**DATASET CONTENT:**
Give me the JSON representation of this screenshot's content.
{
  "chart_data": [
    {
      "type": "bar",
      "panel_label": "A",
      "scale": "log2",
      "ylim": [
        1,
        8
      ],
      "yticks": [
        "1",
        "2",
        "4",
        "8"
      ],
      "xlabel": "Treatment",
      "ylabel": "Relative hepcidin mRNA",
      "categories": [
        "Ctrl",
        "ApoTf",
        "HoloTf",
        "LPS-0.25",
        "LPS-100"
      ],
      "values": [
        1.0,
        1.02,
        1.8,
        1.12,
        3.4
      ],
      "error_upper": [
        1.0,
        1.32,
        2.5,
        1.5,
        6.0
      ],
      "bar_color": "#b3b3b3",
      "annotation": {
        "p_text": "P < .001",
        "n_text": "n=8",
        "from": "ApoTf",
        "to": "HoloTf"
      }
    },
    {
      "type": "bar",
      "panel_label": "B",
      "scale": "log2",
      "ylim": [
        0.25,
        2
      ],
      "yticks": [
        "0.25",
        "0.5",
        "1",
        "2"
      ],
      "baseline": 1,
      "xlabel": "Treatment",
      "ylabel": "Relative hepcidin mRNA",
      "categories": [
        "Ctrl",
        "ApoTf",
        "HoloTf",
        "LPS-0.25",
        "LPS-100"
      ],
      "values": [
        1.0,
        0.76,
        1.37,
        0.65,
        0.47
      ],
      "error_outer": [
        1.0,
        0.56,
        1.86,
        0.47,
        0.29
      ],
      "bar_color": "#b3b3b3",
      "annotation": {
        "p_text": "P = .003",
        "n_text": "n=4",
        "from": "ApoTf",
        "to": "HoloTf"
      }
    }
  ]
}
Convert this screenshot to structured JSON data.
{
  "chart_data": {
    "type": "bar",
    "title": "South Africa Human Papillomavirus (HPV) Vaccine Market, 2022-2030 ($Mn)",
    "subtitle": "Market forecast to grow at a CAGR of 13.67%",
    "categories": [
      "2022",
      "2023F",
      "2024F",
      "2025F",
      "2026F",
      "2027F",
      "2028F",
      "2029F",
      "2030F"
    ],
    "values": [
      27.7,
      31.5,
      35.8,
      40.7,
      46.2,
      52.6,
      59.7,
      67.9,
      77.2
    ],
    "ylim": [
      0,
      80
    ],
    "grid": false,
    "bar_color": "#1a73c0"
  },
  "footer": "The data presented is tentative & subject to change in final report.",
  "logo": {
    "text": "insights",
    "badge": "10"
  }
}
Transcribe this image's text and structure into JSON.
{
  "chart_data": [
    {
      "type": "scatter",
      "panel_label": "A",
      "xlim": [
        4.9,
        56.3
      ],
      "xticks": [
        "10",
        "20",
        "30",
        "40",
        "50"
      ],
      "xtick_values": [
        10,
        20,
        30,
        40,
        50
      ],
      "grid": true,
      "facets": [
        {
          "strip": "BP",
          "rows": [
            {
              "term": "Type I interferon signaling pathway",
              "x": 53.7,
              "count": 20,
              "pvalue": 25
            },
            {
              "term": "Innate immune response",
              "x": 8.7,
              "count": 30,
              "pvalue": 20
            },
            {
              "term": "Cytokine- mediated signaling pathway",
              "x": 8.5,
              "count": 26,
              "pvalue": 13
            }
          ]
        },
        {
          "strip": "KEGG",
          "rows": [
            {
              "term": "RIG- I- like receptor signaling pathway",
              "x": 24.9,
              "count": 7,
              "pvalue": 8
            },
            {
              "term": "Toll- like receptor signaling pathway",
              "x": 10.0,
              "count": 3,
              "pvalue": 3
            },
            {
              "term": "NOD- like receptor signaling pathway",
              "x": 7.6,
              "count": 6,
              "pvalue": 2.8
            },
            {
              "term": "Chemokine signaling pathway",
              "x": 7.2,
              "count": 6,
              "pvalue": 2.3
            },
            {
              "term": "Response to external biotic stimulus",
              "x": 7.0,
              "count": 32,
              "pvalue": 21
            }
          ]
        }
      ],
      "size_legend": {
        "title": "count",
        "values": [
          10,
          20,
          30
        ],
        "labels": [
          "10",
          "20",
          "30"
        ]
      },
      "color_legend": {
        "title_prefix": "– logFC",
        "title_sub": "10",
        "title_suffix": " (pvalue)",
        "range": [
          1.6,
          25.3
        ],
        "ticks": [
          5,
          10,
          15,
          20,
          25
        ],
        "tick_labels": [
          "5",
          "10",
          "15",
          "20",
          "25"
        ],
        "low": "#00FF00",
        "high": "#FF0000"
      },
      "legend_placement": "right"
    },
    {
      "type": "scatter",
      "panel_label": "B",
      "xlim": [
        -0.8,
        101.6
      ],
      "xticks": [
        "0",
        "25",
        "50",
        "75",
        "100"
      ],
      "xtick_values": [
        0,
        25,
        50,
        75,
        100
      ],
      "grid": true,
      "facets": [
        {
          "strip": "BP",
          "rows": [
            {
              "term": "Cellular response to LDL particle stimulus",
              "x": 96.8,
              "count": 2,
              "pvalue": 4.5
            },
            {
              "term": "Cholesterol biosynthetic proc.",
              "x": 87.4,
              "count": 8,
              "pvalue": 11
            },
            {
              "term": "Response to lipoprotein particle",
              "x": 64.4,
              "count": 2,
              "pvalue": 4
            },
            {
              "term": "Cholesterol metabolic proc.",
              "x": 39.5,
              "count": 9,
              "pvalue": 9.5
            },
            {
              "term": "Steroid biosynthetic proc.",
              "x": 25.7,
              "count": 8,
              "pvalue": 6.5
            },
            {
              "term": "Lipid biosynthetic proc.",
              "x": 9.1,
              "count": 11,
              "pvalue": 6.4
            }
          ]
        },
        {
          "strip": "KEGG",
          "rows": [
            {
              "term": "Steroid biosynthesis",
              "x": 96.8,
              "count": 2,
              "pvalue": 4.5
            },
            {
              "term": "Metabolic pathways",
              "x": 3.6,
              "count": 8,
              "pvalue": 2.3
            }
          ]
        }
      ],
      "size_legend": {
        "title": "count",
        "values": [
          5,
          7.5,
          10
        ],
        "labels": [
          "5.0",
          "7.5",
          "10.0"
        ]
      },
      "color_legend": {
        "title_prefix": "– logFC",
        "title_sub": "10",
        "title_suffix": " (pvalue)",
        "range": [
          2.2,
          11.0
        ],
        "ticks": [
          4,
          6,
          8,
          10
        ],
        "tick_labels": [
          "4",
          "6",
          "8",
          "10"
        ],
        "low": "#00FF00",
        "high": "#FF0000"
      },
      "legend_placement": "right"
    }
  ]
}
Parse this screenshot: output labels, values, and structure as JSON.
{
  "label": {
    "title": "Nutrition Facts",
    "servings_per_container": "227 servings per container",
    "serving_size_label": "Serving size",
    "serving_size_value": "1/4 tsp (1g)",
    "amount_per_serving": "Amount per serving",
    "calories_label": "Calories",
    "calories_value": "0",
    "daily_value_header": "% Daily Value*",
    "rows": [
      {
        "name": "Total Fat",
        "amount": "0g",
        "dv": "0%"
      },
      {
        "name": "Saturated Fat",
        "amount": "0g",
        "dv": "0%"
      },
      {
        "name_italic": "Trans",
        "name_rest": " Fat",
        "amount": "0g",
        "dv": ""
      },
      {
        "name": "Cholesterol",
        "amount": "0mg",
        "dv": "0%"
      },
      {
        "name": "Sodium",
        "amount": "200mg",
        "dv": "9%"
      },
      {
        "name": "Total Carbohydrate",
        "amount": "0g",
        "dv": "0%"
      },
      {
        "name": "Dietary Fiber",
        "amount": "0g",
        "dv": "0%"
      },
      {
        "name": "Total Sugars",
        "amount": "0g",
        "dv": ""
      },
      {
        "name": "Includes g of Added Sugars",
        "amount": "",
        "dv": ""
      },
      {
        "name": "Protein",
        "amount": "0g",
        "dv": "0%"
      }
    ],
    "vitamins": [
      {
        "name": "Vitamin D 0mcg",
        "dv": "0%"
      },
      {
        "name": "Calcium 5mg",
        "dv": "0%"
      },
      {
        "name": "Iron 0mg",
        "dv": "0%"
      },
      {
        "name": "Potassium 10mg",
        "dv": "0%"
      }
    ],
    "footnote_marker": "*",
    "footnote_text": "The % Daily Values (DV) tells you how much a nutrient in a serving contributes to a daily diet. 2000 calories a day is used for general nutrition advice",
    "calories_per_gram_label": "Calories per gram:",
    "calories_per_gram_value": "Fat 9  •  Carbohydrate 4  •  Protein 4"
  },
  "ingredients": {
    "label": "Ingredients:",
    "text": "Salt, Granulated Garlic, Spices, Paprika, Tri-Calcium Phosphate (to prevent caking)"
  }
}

**TASK ITEM:** Write only the number of lines in the material above where the string "Market" occurs.

**RESPONSE TO THIS TASK:** 2